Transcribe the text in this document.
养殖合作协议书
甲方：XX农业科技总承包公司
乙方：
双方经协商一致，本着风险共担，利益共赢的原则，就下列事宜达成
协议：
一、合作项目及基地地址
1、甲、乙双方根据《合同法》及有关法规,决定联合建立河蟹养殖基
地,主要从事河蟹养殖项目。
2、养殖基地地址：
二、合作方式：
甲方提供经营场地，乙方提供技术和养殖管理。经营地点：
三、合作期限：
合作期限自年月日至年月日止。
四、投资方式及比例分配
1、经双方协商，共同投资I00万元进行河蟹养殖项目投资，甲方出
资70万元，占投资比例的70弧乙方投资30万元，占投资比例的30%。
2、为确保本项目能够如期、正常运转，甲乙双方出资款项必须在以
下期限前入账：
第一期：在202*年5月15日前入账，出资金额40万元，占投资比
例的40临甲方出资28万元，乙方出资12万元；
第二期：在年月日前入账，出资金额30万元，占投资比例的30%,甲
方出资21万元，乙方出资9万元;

+===+

▸ Given exercise
Retype the records above exactly.

▸ Task response
Transcribe the text in this document.
养殖合作协议书
甲方：XX农业科技总承包公司
乙方：
双方经协商一致，本着风险共担，利益共赢的原则，就下列事宜达成
协议：
一、合作项目及基地地址
1、甲、乙双方根据《合同法》及有关法规,决定联合建立河蟹养殖基
地,主要从事河蟹养殖项目。
2、养殖基地地址：
二、合作方式：
甲方提供经营场地，乙方提供技术和养殖管理。经营地点：
三、合作期限：
合作期限自年月日至年月日止。
四、投资方式及比例分配
1、经双方协商，共同投资I00万元进行河蟹养殖项目投资，甲方出
资70万元，占投资比例的70弧乙方投资30万元，占投资比例的30%。
2、为确保本项目能够如期、正常运转，甲乙双方出资款项必须在以
下期限前入账：
第一期：在202*年5月15日前入账，出资金额40万元，占投资比
例的40临甲方出资28万元，乙方出资12万元；
第二期：在年月日前入账，出资金额30万元，占投资比例的30%,甲
方出资21万元，乙方出资9万元;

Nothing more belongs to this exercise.